**What the task asks**.
Search the records for the word "easier" and pick out every line that has it.

* Start *

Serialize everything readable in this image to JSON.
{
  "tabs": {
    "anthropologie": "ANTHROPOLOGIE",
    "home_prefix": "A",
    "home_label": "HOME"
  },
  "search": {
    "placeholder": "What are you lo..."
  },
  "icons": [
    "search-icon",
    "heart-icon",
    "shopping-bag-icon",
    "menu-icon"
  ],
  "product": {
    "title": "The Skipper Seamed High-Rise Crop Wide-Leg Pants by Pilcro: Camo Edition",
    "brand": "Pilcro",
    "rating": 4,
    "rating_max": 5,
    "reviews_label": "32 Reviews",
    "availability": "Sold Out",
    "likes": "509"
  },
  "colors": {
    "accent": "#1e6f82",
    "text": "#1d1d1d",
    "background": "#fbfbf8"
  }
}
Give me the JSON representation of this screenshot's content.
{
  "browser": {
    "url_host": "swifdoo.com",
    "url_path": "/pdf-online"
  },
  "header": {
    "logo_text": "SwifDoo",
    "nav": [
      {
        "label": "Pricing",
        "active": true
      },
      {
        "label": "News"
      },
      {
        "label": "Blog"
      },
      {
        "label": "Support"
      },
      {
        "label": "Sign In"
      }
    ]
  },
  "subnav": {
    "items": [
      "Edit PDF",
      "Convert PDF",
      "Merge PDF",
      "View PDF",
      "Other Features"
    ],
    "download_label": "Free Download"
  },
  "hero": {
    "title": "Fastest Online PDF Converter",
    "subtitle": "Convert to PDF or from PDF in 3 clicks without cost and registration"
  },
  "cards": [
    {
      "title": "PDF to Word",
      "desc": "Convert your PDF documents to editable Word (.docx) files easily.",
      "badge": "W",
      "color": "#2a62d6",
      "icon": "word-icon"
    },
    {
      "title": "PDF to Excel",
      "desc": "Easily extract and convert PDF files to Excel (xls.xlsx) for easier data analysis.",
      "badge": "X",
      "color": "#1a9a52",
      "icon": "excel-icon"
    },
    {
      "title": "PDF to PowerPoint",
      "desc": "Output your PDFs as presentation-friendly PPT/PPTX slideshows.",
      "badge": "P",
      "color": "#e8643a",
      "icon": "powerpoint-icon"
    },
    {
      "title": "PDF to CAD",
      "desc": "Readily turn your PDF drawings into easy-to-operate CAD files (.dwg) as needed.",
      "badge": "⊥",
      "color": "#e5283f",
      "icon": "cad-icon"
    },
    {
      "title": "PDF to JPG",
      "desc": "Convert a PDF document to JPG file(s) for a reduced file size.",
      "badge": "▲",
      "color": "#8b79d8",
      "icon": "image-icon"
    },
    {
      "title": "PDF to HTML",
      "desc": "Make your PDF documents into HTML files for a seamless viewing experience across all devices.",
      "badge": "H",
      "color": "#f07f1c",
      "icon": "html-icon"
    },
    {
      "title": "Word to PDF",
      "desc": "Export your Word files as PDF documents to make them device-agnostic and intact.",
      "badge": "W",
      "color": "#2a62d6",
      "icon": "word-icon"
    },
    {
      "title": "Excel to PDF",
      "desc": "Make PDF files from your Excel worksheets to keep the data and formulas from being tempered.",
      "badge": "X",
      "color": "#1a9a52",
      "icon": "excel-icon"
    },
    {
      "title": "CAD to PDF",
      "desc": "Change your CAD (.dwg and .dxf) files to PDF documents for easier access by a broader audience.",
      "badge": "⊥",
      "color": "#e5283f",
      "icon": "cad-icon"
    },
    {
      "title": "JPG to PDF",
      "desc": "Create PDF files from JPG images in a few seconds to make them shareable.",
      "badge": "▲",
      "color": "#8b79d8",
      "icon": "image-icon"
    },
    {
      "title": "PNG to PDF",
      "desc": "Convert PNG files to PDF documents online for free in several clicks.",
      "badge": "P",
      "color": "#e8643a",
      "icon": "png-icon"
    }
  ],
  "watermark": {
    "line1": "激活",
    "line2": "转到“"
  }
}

* End *

**Finished exercise**.
      "desc": "Easily extract and convert PDF files to Excel (xls.xlsx) for easier data analysis.",
      "desc": "Change your CAD (.dwg and .dxf) files to PDF documents for easier access by a broader audience.",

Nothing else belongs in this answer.